# [Exercise prompt]
Copy out each of the following lines exactly, with nothing changed.

# [Given data]
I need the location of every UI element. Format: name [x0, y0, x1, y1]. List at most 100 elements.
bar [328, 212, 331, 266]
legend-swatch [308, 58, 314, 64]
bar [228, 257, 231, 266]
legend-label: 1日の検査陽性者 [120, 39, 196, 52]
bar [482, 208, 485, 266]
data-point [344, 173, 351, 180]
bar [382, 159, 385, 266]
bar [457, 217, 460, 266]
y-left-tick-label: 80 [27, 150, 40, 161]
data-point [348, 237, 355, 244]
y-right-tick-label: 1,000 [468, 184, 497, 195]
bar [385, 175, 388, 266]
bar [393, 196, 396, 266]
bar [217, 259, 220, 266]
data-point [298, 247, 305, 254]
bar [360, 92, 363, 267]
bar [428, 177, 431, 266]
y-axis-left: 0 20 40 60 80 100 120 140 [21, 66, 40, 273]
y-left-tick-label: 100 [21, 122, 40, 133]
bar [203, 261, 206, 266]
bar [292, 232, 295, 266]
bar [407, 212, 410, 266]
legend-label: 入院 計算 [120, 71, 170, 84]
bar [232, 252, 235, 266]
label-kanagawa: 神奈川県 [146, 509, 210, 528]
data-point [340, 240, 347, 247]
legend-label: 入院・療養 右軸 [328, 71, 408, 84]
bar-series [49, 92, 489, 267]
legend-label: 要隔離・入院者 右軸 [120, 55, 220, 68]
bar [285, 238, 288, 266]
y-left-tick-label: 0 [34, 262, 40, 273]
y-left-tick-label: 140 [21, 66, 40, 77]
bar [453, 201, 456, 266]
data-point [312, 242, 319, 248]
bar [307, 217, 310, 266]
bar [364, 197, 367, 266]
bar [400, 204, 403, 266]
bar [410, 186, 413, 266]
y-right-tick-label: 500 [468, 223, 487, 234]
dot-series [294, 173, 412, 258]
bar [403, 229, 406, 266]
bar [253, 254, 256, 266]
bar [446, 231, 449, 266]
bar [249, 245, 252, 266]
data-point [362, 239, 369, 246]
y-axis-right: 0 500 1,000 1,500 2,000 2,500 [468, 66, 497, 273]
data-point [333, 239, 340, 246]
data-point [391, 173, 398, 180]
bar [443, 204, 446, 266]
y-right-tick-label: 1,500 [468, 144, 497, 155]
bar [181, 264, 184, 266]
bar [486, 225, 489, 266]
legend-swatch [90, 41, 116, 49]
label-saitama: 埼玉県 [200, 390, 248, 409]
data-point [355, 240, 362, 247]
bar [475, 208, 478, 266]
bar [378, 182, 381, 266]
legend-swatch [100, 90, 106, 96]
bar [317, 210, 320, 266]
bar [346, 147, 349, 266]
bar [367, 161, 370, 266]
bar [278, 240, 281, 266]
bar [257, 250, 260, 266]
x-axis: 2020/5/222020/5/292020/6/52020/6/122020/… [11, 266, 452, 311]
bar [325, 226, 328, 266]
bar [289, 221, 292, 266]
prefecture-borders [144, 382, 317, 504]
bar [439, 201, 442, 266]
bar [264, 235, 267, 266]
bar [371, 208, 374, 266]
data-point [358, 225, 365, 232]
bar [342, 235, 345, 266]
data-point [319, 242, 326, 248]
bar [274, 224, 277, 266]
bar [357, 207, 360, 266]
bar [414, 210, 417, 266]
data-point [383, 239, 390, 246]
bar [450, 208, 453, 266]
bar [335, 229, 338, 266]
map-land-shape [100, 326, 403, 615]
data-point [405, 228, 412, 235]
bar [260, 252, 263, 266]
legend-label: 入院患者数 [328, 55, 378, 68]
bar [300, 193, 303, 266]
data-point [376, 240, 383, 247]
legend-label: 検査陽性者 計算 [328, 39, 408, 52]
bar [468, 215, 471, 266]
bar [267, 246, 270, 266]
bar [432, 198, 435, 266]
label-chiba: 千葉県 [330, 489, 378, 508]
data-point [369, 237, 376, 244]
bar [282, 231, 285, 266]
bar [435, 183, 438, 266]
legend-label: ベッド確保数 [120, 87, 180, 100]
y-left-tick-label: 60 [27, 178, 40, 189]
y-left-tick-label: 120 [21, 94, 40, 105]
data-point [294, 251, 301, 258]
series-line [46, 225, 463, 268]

# [Correct result]
I need the location of every UI element. Format: name [x0, y0, x1, y1]. List at most 100 elements.
bar [328, 212, 331, 266]
legend-swatch [308, 58, 314, 64]
bar [228, 257, 231, 266]
legend-label: 1日の検査陽性者 [120, 39, 196, 52]
bar [482, 208, 485, 266]
data-point [344, 173, 351, 180]
bar [382, 159, 385, 266]
bar [457, 217, 460, 266]
y-left-tick-label: 80 [27, 150, 40, 161]
data-point [348, 237, 355, 244]
y-right-tick-label: 1,000 [468, 184, 497, 195]
bar [385, 175, 388, 266]
bar [393, 196, 396, 266]
bar [217, 259, 220, 266]
data-point [298, 247, 305, 254]
bar [360, 92, 363, 267]
bar [428, 177, 431, 266]
y-axis-left: 0 20 40 60 80 100 120 140 [21, 66, 40, 273]
y-left-tick-label: 100 [21, 122, 40, 133]
bar [203, 261, 206, 266]
bar [292, 232, 295, 266]
bar [407, 212, 410, 266]
legend-label: 入院 計算 [120, 71, 170, 84]
bar [232, 252, 235, 266]
label-kanagawa: 神奈川県 [146, 509, 210, 528]
data-point [340, 240, 347, 247]
legend-label: 入院・療養 右軸 [328, 71, 408, 84]
bar-series [49, 92, 489, 267]
legend-label: 要隔離・入院者 右軸 [120, 55, 220, 68]
bar [285, 238, 288, 266]
y-left-tick-label: 0 [34, 262, 40, 273]
y-left-tick-label: 140 [21, 66, 40, 77]
bar [453, 201, 456, 266]
data-point [312, 242, 319, 248]
bar [307, 217, 310, 266]
bar [364, 197, 367, 266]
bar [400, 204, 403, 266]
bar [410, 186, 413, 266]
y-right-tick-label: 500 [468, 223, 487, 234]
dot-series [294, 173, 412, 258]
bar [403, 229, 406, 266]
bar [253, 254, 256, 266]
bar [446, 231, 449, 266]
bar [249, 245, 252, 266]
data-point [362, 239, 369, 246]
y-axis-right: 0 500 1,000 1,500 2,000 2,500 [468, 66, 497, 273]
data-point [333, 239, 340, 246]
data-point [391, 173, 398, 180]
bar [443, 204, 446, 266]
y-right-tick-label: 1,500 [468, 144, 497, 155]
bar [181, 264, 184, 266]
bar [486, 225, 489, 266]
legend-swatch [90, 41, 116, 49]
label-saitama: 埼玉県 [200, 390, 248, 409]
data-point [355, 240, 362, 247]
bar [475, 208, 478, 266]
bar [378, 182, 381, 266]
legend-swatch [100, 90, 106, 96]
bar [317, 210, 320, 266]
bar [346, 147, 349, 266]
bar [367, 161, 370, 266]
bar [278, 240, 281, 266]
bar [257, 250, 260, 266]
x-axis: 2020/5/222020/5/292020/6/52020/6/122020/… [11, 266, 452, 311]
bar [325, 226, 328, 266]
bar [289, 221, 292, 266]
prefecture-borders [144, 382, 317, 504]
bar [439, 201, 442, 266]
bar [264, 235, 267, 266]
bar [371, 208, 374, 266]
data-point [358, 225, 365, 232]
bar [342, 235, 345, 266]
data-point [319, 242, 326, 248]
bar [274, 224, 277, 266]
bar [357, 207, 360, 266]
bar [414, 210, 417, 266]
data-point [383, 239, 390, 246]
bar [450, 208, 453, 266]
bar [335, 229, 338, 266]
map-land-shape [100, 326, 403, 615]
data-point [405, 228, 412, 235]
bar [260, 252, 263, 266]
legend-label: 入院患者数 [328, 55, 378, 68]
bar [300, 193, 303, 266]
data-point [376, 240, 383, 247]
legend-label: 検査陽性者 計算 [328, 39, 408, 52]
bar [468, 215, 471, 266]
bar [267, 246, 270, 266]
bar [432, 198, 435, 266]
label-chiba: 千葉県 [330, 489, 378, 508]
data-point [369, 237, 376, 244]
bar [282, 231, 285, 266]
bar [435, 183, 438, 266]
legend-label: ベッド確保数 [120, 87, 180, 100]
y-left-tick-label: 60 [27, 178, 40, 189]
y-left-tick-label: 120 [21, 94, 40, 105]
data-point [294, 251, 301, 258]
series-line [46, 225, 463, 268]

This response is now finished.